Recorded data:
--- begin ---

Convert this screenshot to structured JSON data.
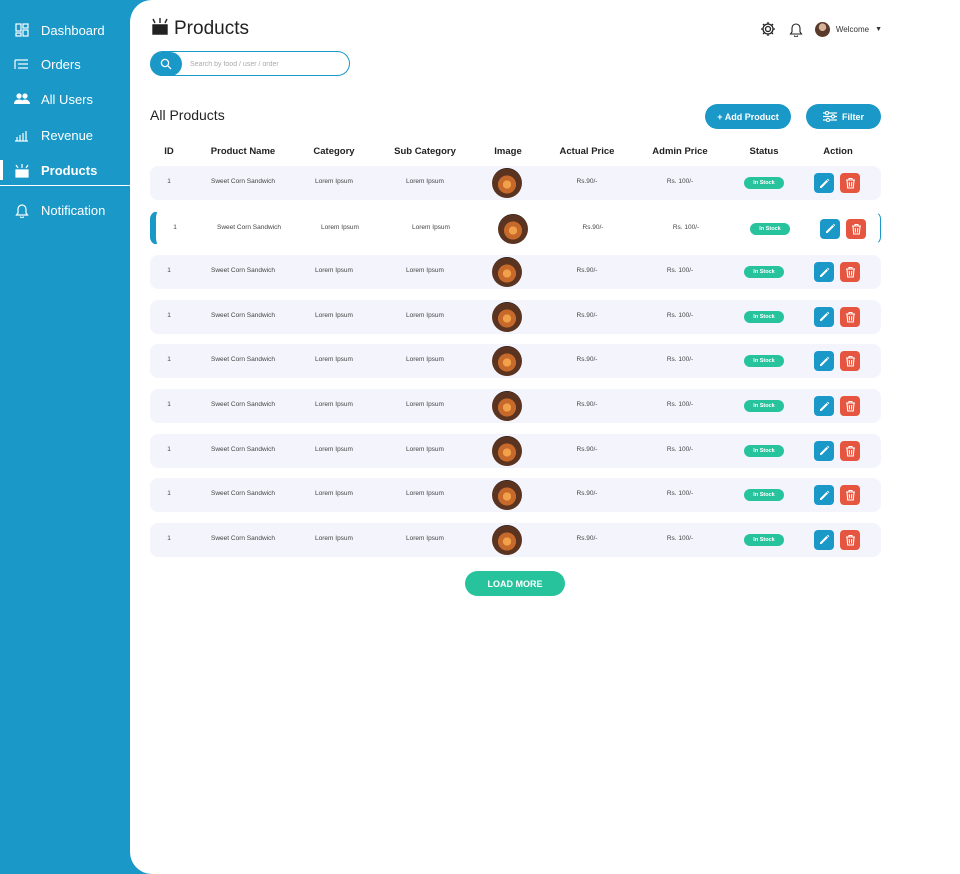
{
  "sidebar": {
    "items": [
      {
        "label": "Dashboard",
        "icon": "dashboard-icon"
      },
      {
        "label": "Orders",
        "icon": "orders-icon"
      },
      {
        "label": "All Users",
        "icon": "users-icon"
      },
      {
        "label": "Revenue",
        "icon": "revenue-icon"
      },
      {
        "label": "Products",
        "icon": "products-icon",
        "active": true
      },
      {
        "label": "Notification",
        "icon": "bell-icon"
      }
    ]
  },
  "header": {
    "title": "Products",
    "welcome": "Welcome"
  },
  "search": {
    "placeholder": "Search by food / user / order"
  },
  "section": {
    "title": "All Products",
    "add_label": "+ Add Product",
    "filter_label": "Filter"
  },
  "table": {
    "columns": [
      "ID",
      "Product Name",
      "Category",
      "Sub Category",
      "Image",
      "Actual Price",
      "Admin Price",
      "Status",
      "Action"
    ],
    "rows": [
      {
        "id": "1",
        "name": "Sweet Corn Sandwich",
        "category": "Lorem Ipsum",
        "sub_category": "Lorem Ipsum",
        "actual_price": "Rs.90/-",
        "admin_price": "Rs. 100/-",
        "status": "In Stock"
      },
      {
        "id": "1",
        "name": "Sweet Corn Sandwich",
        "category": "Lorem Ipsum",
        "sub_category": "Lorem Ipsum",
        "actual_price": "Rs.90/-",
        "admin_price": "Rs. 100/-",
        "status": "In Stock"
      },
      {
        "id": "1",
        "name": "Sweet Corn Sandwich",
        "category": "Lorem Ipsum",
        "sub_category": "Lorem Ipsum",
        "actual_price": "Rs.90/-",
        "admin_price": "Rs. 100/-",
        "status": "In Stock"
      },
      {
        "id": "1",
        "name": "Sweet Corn Sandwich",
        "category": "Lorem Ipsum",
        "sub_category": "Lorem Ipsum",
        "actual_price": "Rs.90/-",
        "admin_price": "Rs. 100/-",
        "status": "In Stock"
      },
      {
        "id": "1",
        "name": "Sweet Corn Sandwich",
        "category": "Lorem Ipsum",
        "sub_category": "Lorem Ipsum",
        "actual_price": "Rs.90/-",
        "admin_price": "Rs. 100/-",
        "status": "In Stock"
      },
      {
        "id": "1",
        "name": "Sweet Corn Sandwich",
        "category": "Lorem Ipsum",
        "sub_category": "Lorem Ipsum",
        "actual_price": "Rs.90/-",
        "admin_price": "Rs. 100/-",
        "status": "In Stock"
      },
      {
        "id": "1",
        "name": "Sweet Corn Sandwich",
        "category": "Lorem Ipsum",
        "sub_category": "Lorem Ipsum",
        "actual_price": "Rs.90/-",
        "admin_price": "Rs. 100/-",
        "status": "In Stock"
      },
      {
        "id": "1",
        "name": "Sweet Corn Sandwich",
        "category": "Lorem Ipsum",
        "sub_category": "Lorem Ipsum",
        "actual_price": "Rs.90/-",
        "admin_price": "Rs. 100/-",
        "status": "In Stock"
      },
      {
        "id": "1",
        "name": "Sweet Corn Sandwich",
        "category": "Lorem Ipsum",
        "sub_category": "Lorem Ipsum",
        "actual_price": "Rs.90/-",
        "admin_price": "Rs. 100/-",
        "status": "In Stock"
      }
    ]
  },
  "load_more": "LOAD MORE",
  "colors": {
    "primary": "#1a98c7",
    "success": "#27c39d",
    "danger": "#e5553f",
    "row_bg": "#f4f5fc"
  }
}
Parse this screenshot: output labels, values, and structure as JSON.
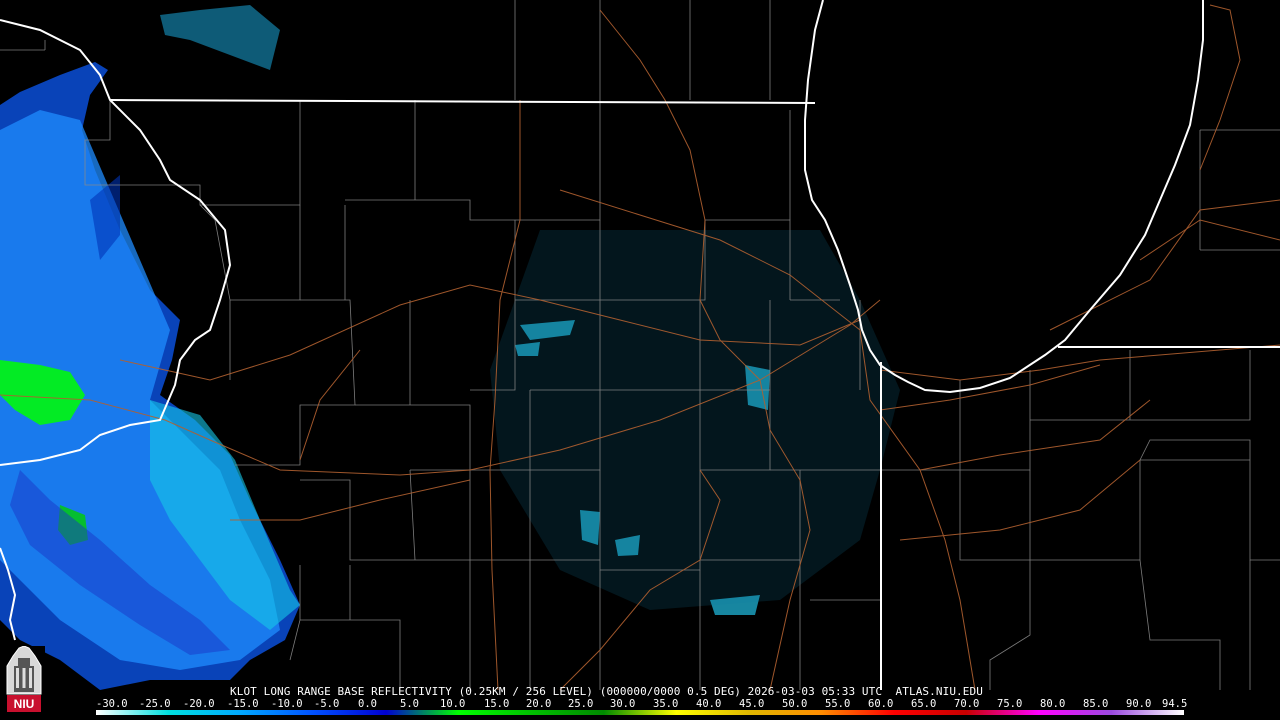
{
  "product": {
    "title": "KLOT LONG RANGE BASE REFLECTIVITY (0.25KM / 256 LEVEL) (000000/0000 0.5 DEG) 2026-03-03 05:33 UTC  ATLAS.NIU.EDU"
  },
  "legend": {
    "labels": [
      "-30.0",
      "-25.0",
      "-20.0",
      "-15.0",
      "-10.0",
      "-5.0",
      "0.0",
      "5.0",
      "10.0",
      "15.0",
      "20.0",
      "25.0",
      "30.0",
      "35.0",
      "40.0",
      "45.0",
      "50.0",
      "55.0",
      "60.0",
      "65.0",
      "70.0",
      "75.0",
      "80.0",
      "85.0",
      "90.0",
      "94.5"
    ],
    "colors": [
      "#ffffff",
      "#00e0e0",
      "#00a8ff",
      "#0050ff",
      "#0000d0",
      "#00ff00",
      "#00c000",
      "#008a00",
      "#ffff00",
      "#e0b800",
      "#ff8c00",
      "#ff0000",
      "#c80000",
      "#ff00ff",
      "#9a4adf",
      "#ffffff"
    ]
  },
  "logo": {
    "text": "NIU",
    "color": "#c8102e"
  }
}
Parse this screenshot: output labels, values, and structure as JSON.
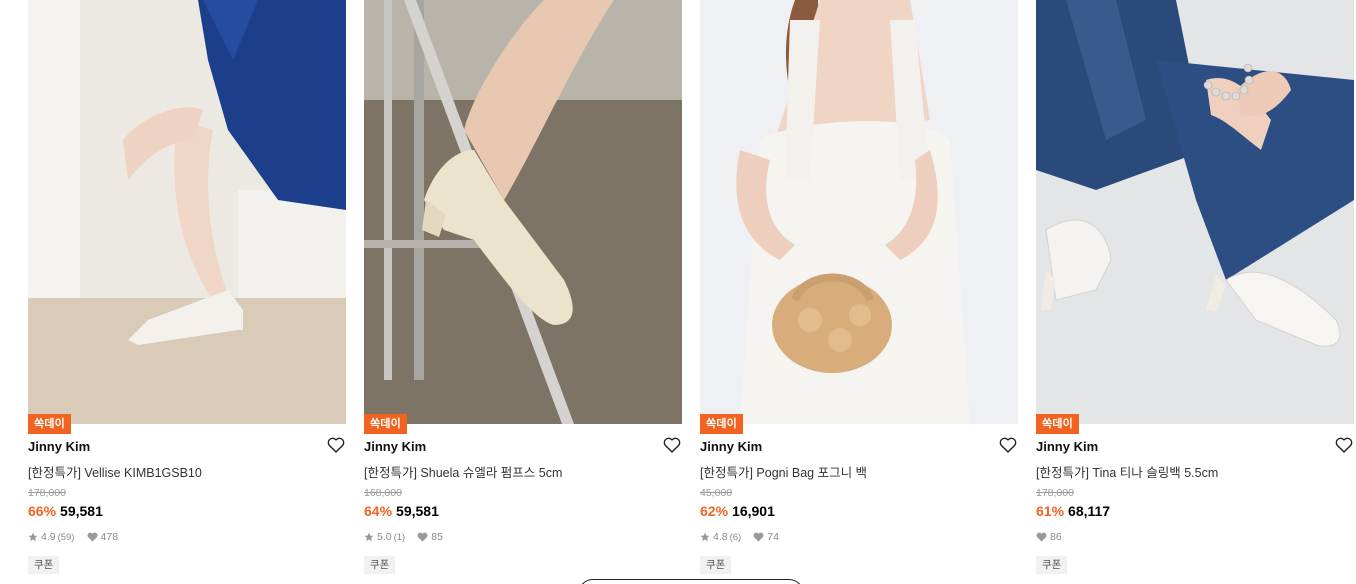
{
  "products": [
    {
      "badge": "쏙데이",
      "brand": "Jinny Kim",
      "name": "[한정특가] Vellise KIMB1GSB10",
      "original_price": "178,000",
      "discount": "66%",
      "price": "59,581",
      "rating": "4.9",
      "review_count": "(59)",
      "likes": "478",
      "coupon": "쿠폰",
      "image_icon": "product-photo-slingback-heels"
    },
    {
      "badge": "쏙데이",
      "brand": "Jinny Kim",
      "name": "[한정특가] Shuela 슈엘라 펌프스 5cm",
      "original_price": "168,000",
      "discount": "64%",
      "price": "59,581",
      "rating": "5.0",
      "review_count": "(1)",
      "likes": "85",
      "coupon": "쿠폰",
      "image_icon": "product-photo-cream-pumps"
    },
    {
      "badge": "쏙데이",
      "brand": "Jinny Kim",
      "name": "[한정특가] Pogni Bag 포그니 백",
      "original_price": "45,000",
      "discount": "62%",
      "price": "16,901",
      "rating": "4.8",
      "review_count": "(6)",
      "likes": "74",
      "coupon": "쿠폰",
      "image_icon": "product-photo-puffy-bag"
    },
    {
      "badge": "쏙데이",
      "brand": "Jinny Kim",
      "name": "[한정특가] Tina 티나 슬링백 5.5cm",
      "original_price": "178,000",
      "discount": "61%",
      "price": "68,117",
      "rating": "",
      "review_count": "",
      "likes": "86",
      "coupon": "쿠폰",
      "image_icon": "product-photo-strap-slingbacks"
    }
  ],
  "colors": {
    "accent": "#f26322",
    "text": "#111111",
    "muted": "#999999"
  }
}
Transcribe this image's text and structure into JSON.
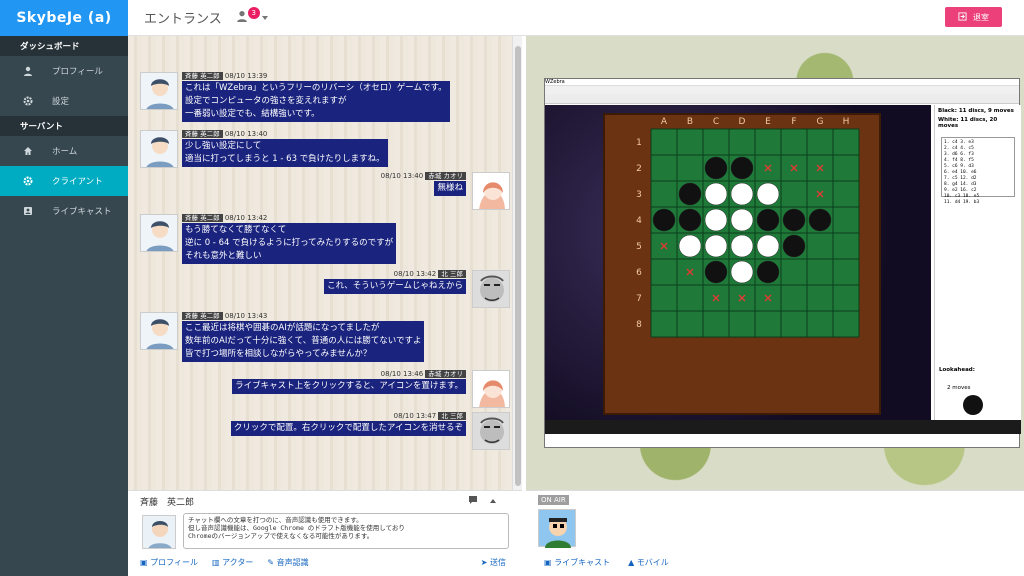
{
  "app": {
    "logo": "SkybeJe (a)",
    "title": "エントランス",
    "user_badge": "3",
    "exit_label": "退室"
  },
  "sidebar": {
    "sections": [
      {
        "label": "ダッシュボード",
        "items": [
          {
            "label": "プロフィール",
            "icon": "person-icon"
          },
          {
            "label": "設定",
            "icon": "gear-icon"
          }
        ]
      },
      {
        "label": "サーバント",
        "items": [
          {
            "label": "ホーム",
            "icon": "home-icon"
          },
          {
            "label": "クライアント",
            "icon": "gear-icon",
            "active": true
          },
          {
            "label": "ライブキャスト",
            "icon": "contact-icon"
          }
        ]
      }
    ]
  },
  "chat": {
    "messages": [
      {
        "side": "left",
        "tag": "斉藤 英二郎",
        "time": "08/10 13:39",
        "lines": [
          "これは「WZebra」というフリーのリバーシ（オセロ）ゲームです。",
          "設定でコンピュータの強さを変えれますが",
          "一番弱い設定でも、結構強いです。"
        ]
      },
      {
        "side": "left",
        "tag": "斉藤 英二郎",
        "time": "08/10 13:40",
        "lines": [
          "少し強い設定にして",
          "適当に打ってしまうと 1 - 63 で負けたりしますね。"
        ]
      },
      {
        "side": "right",
        "tag": "赤城 カオリ",
        "time": "08/10 13:40",
        "lines": [
          "無様ね"
        ]
      },
      {
        "side": "left",
        "tag": "斉藤 英二郎",
        "time": "08/10 13:42",
        "lines": [
          "もう勝てなくて勝てなくて",
          "逆に 0 - 64 で負けるように打ってみたりするのですが",
          "それも意外と難しい"
        ]
      },
      {
        "side": "right",
        "tag": "北 三郎",
        "time": "08/10 13:42",
        "lines": [
          "これ、そういうゲームじゃねえから"
        ]
      },
      {
        "side": "left",
        "tag": "斉藤 英二郎",
        "time": "08/10 13:43",
        "lines": [
          "ここ最近は将棋や囲碁のAIが話題になってましたが",
          "数年前のAIだって十分に強くて、普通の人には勝てないですよ",
          "皆で打つ場所を相談しながらやってみませんか？"
        ]
      },
      {
        "side": "right",
        "tag": "赤城 カオリ",
        "time": "08/10 13:46",
        "lines": [
          "ライブキャスト上をクリックすると、アイコンを置けます。"
        ]
      },
      {
        "side": "right",
        "tag": "北 三郎",
        "time": "08/10 13:47",
        "lines": [
          "クリックで配置。右クリックで配置したアイコンを消せるぞ"
        ]
      }
    ]
  },
  "compose": {
    "name": "斉藤　英二郎",
    "text": "チャット欄への文章を打つのに、音声認識も使用できます。\n但し音声認識機能は、Google Chrome のドラフト版機能を使用しており\nChromeのバージョンアップで使えなくなる可能性があります。",
    "profile_label": "プロフィール",
    "actor_label": "アクター",
    "voice_label": "音声認識",
    "send_label": "送信"
  },
  "live": {
    "onair_label": "ON AIR",
    "livecast_label": "ライブキャスト",
    "mobile_label": "モバイル",
    "game": {
      "window_title": "WZebra",
      "columns": [
        "A",
        "B",
        "C",
        "D",
        "E",
        "F",
        "G",
        "H"
      ],
      "rows": [
        "1",
        "2",
        "3",
        "4",
        "5",
        "6",
        "7",
        "8"
      ],
      "black_status": "Black: 11 discs, 9 moves",
      "white_status": "White: 11 discs, 20 moves",
      "lookahead_label": "Lookahead:",
      "lookahead_value": "2 moves",
      "move_list": [
        "1. c4  3. e3",
        "2. c4  4. c5",
        "3. d6  6. f3",
        "4. f4  8. f5",
        "5. c6  9. d3",
        "6. e4 10. e6",
        "7. c5 12. d2",
        "8. g4 14. d3",
        "9. e2 16. c2",
        "10. c3 18. e5",
        "11. d4 19. b3"
      ],
      "board": [
        "........",
        "..BB....",
        ".BWWW...",
        "BBWWBBB.",
        ".WWWWB..",
        "..BWB...",
        "........",
        "........"
      ],
      "marks": [
        [
          1,
          4
        ],
        [
          1,
          5
        ],
        [
          1,
          6
        ],
        [
          2,
          6
        ],
        [
          4,
          0
        ],
        [
          5,
          1
        ],
        [
          6,
          2
        ],
        [
          6,
          3
        ],
        [
          6,
          4
        ]
      ]
    }
  }
}
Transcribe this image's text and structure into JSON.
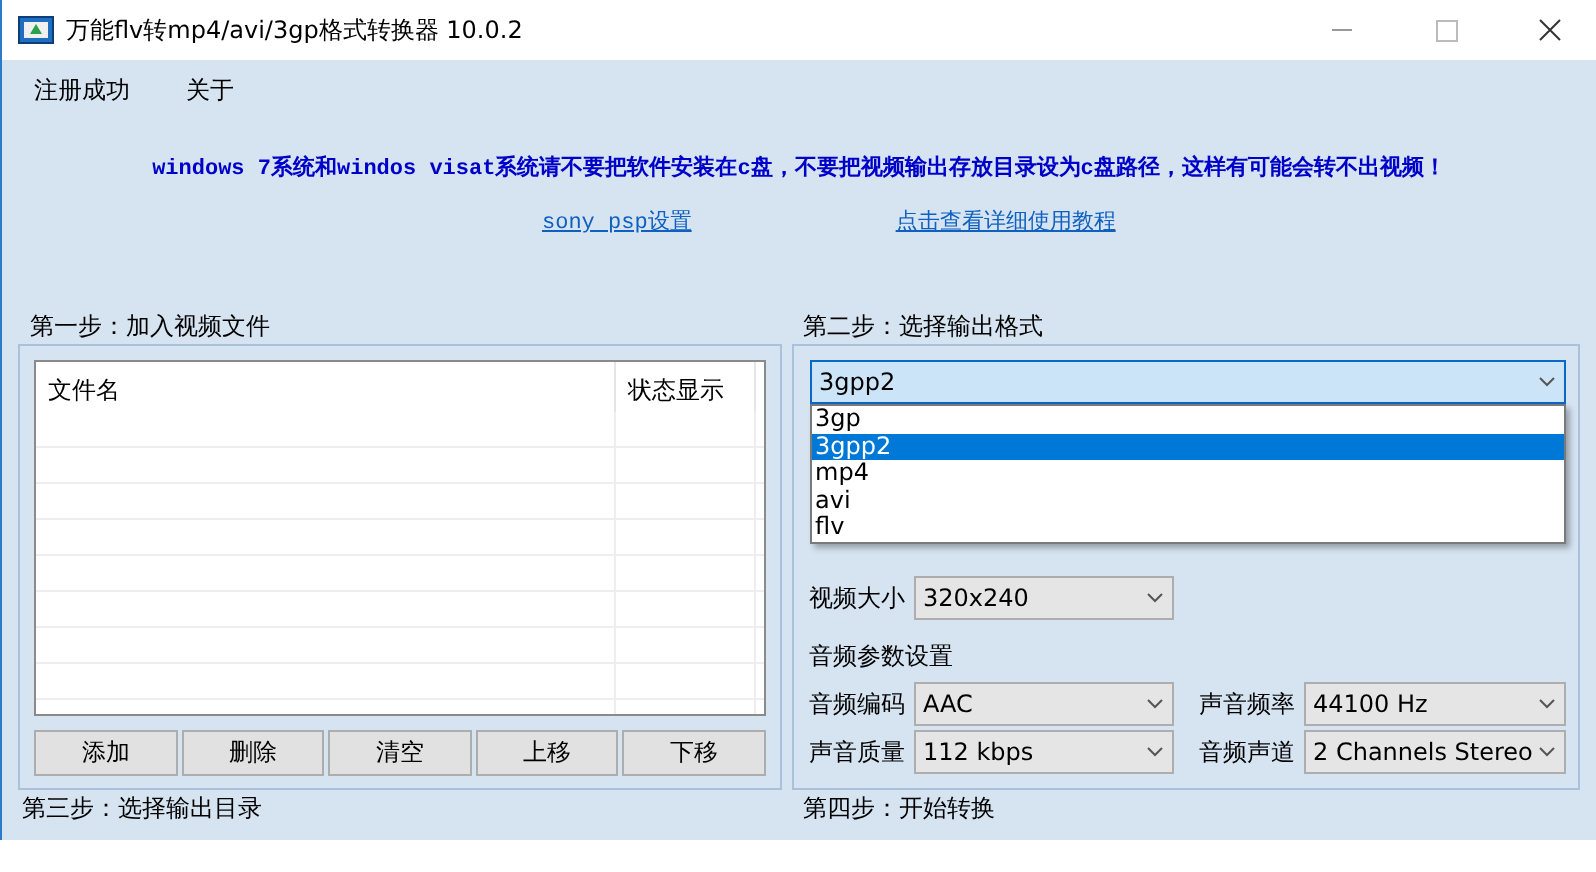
{
  "window": {
    "title": "万能flv转mp4/avi/3gp格式转换器 10.0.2"
  },
  "menu": [
    {
      "label": "注册成功"
    },
    {
      "label": "关于"
    }
  ],
  "notice": "windows 7系统和windos visat系统请不要把软件安装在c盘，不要把视频输出存放目录设为c盘路径，这样有可能会转不出视频！",
  "links": [
    {
      "label": "sony psp设置"
    },
    {
      "label": "点击查看详细使用教程"
    }
  ],
  "step1": {
    "label": "第一步：加入视频文件",
    "columns": [
      "文件名",
      "状态显示"
    ],
    "buttons": [
      "添加",
      "删除",
      "清空",
      "上移",
      "下移"
    ]
  },
  "step2": {
    "label": "第二步：选择输出格式",
    "format": {
      "value": "3gpp2",
      "expanded": true,
      "options": [
        {
          "label": "3gp",
          "selected": false
        },
        {
          "label": "3gpp2",
          "selected": true
        },
        {
          "label": "mp4",
          "selected": false
        },
        {
          "label": "avi",
          "selected": false
        },
        {
          "label": "flv",
          "selected": false
        }
      ]
    },
    "video_rows": [
      [
        {
          "label": "视频大小",
          "value": "320x240"
        }
      ]
    ],
    "audio_heading": "音频参数设置",
    "audio_rows": [
      [
        {
          "label": "音频编码",
          "value": "AAC"
        },
        {
          "label": "声音频率",
          "value": "44100 Hz"
        }
      ],
      [
        {
          "label": "声音质量",
          "value": "112 kbps"
        },
        {
          "label": "音频声道",
          "value": "2 Channels Stereo"
        }
      ]
    ]
  },
  "step3": {
    "label": "第三步：选择输出目录"
  },
  "step4": {
    "label": "第四步：开始转换"
  }
}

--- end ---

### What you should do:
Every line above that contains the word "photo" should be reported.

### Worked solution:
      "image_icon": "product-photo-slingback-heels"
      "image_icon": "product-photo-cream-pumps"
      "image_icon": "product-photo-puffy-bag"
      "image_icon": "product-photo-strap-slingbacks"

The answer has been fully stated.